** begin Records for this task **

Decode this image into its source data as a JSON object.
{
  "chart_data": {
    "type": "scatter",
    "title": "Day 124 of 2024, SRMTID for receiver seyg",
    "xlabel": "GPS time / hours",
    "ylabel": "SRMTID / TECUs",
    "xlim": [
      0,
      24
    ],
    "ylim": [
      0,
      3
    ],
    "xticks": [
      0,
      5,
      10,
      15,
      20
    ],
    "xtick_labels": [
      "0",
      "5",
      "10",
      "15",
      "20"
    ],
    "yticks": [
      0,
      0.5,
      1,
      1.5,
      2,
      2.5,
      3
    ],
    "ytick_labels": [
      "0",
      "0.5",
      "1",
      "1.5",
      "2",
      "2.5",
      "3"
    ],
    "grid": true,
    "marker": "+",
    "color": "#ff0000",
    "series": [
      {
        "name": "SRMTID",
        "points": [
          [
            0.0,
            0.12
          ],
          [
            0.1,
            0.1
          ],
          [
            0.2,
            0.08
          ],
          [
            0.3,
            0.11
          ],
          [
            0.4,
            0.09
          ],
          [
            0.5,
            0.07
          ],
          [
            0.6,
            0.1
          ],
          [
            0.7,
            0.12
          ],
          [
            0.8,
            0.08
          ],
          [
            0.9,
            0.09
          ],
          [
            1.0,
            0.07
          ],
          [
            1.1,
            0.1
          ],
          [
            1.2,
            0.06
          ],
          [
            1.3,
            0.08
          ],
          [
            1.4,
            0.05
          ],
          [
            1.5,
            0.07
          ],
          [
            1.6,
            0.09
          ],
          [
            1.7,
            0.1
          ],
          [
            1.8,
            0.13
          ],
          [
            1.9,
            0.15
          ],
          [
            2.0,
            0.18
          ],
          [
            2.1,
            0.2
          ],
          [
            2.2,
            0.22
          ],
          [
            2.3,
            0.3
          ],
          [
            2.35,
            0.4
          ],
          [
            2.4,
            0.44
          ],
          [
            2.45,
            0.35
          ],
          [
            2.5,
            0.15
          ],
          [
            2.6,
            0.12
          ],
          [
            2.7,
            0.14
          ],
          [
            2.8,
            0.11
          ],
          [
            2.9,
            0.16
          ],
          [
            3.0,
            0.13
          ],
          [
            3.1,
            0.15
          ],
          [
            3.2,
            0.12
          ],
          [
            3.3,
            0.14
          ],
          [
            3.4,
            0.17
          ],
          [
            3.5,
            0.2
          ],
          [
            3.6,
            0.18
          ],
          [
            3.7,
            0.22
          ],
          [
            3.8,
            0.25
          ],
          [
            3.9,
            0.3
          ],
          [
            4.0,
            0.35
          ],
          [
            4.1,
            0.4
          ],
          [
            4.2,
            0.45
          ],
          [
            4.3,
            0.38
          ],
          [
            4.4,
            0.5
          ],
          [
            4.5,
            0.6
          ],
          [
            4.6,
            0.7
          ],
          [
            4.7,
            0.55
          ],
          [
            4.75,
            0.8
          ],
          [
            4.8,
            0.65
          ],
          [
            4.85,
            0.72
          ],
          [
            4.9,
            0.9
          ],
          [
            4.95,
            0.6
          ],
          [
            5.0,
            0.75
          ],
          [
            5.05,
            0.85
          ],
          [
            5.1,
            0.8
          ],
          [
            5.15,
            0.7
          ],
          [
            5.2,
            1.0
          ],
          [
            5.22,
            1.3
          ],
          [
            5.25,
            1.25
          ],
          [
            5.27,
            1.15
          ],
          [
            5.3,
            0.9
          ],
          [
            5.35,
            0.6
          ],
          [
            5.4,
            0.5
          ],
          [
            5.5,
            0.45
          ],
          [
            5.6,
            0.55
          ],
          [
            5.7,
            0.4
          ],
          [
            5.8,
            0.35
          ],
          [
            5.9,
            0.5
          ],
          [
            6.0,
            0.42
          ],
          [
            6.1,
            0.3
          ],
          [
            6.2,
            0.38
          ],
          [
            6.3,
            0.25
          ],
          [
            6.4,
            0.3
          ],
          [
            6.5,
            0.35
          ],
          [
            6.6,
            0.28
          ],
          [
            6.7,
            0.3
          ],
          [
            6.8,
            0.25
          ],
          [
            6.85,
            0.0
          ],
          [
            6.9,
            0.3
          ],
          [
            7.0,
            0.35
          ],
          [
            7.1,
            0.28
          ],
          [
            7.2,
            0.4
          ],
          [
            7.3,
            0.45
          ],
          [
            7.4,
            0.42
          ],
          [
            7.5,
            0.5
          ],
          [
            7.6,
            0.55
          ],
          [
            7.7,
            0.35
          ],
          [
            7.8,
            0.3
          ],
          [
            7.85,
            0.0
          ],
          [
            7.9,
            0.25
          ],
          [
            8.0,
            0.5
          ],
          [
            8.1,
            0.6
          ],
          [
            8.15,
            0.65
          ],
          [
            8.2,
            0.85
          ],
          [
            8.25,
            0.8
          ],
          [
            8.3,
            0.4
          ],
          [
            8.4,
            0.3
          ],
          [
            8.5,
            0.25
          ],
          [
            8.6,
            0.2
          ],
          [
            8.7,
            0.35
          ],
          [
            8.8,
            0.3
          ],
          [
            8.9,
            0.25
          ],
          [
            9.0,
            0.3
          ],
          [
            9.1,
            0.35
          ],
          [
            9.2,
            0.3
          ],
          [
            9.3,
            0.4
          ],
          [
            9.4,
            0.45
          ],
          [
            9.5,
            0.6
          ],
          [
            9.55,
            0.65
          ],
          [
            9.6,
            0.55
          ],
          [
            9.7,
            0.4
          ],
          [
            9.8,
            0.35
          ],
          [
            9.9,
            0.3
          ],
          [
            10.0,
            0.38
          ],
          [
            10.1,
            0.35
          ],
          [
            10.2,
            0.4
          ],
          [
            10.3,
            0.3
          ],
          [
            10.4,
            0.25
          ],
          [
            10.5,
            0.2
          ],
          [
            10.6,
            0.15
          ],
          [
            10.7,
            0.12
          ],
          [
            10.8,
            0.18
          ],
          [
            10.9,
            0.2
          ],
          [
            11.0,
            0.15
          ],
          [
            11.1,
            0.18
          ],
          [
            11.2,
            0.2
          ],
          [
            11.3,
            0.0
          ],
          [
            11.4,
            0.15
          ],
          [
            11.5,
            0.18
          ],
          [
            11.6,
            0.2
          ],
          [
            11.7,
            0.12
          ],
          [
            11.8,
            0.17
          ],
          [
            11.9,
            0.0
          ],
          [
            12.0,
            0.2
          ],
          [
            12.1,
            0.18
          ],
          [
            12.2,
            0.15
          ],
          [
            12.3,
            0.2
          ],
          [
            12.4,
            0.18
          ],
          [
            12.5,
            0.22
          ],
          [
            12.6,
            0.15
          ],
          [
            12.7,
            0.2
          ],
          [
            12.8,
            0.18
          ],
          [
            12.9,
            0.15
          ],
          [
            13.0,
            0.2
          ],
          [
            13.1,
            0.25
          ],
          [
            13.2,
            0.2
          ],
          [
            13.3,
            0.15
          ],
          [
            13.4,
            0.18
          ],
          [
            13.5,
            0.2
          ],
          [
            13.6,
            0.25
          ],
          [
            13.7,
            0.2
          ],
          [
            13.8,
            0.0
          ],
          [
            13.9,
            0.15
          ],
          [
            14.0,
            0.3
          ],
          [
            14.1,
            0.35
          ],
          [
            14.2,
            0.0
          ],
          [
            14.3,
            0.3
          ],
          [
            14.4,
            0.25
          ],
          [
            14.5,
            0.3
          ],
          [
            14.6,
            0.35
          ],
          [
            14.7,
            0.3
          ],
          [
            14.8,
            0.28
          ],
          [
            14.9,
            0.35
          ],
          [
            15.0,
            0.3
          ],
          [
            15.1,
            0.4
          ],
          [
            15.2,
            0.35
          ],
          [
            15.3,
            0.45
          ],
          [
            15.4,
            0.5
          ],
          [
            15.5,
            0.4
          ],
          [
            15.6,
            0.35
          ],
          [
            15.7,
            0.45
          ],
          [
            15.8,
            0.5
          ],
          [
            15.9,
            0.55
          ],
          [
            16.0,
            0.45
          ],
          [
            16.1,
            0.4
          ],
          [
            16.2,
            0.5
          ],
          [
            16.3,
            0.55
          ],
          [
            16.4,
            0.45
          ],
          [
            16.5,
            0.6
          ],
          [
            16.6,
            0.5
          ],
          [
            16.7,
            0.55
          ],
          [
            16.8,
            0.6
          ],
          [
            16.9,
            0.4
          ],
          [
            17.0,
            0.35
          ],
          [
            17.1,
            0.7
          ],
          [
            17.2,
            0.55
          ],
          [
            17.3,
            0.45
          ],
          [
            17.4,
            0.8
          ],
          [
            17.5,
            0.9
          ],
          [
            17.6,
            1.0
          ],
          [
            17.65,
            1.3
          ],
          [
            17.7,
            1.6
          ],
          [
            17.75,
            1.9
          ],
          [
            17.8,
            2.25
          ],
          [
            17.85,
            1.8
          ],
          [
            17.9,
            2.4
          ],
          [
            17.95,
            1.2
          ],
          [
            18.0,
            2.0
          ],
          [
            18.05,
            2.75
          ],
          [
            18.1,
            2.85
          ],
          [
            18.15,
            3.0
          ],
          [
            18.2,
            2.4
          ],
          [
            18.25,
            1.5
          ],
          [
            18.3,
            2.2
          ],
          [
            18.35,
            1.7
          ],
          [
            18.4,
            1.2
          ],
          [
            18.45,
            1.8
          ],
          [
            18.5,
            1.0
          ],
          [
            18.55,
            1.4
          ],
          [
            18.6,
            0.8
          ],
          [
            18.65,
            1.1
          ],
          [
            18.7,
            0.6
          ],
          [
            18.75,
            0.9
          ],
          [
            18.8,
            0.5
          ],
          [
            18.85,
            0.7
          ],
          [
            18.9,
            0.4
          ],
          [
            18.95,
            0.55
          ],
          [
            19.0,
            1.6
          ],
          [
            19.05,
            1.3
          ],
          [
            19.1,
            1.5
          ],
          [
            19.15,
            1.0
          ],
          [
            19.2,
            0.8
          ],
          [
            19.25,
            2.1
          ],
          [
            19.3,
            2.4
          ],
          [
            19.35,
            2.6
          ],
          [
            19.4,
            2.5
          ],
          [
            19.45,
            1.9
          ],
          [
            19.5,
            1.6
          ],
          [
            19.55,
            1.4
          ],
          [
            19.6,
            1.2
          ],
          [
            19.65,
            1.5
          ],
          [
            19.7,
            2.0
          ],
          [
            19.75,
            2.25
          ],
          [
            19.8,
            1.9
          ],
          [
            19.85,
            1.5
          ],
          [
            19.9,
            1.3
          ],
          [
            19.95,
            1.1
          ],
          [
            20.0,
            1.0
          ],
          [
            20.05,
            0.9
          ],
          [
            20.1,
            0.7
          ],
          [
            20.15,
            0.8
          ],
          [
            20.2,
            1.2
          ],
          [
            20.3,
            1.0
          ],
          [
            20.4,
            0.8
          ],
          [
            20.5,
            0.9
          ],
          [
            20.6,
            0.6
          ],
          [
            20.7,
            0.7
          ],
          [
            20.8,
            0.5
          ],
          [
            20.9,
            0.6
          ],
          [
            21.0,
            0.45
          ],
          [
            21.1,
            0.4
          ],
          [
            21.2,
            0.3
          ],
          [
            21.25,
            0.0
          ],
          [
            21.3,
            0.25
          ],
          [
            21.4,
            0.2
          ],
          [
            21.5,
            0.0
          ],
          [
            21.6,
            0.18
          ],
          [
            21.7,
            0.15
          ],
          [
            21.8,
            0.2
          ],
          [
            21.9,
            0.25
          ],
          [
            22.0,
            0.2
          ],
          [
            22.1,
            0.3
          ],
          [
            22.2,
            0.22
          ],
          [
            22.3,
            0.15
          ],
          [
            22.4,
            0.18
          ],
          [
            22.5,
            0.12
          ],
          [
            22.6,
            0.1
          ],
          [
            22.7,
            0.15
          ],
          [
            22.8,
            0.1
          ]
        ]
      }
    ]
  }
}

** end Records for this task **

#### Problem:
Which lines contain "SRMTID"? Copy each of them.

#### Answer to the task:
    "title": "Day 124 of 2024, SRMTID for receiver seyg",
    "ylabel": "SRMTID / TECUs",
        "name": "SRMTID",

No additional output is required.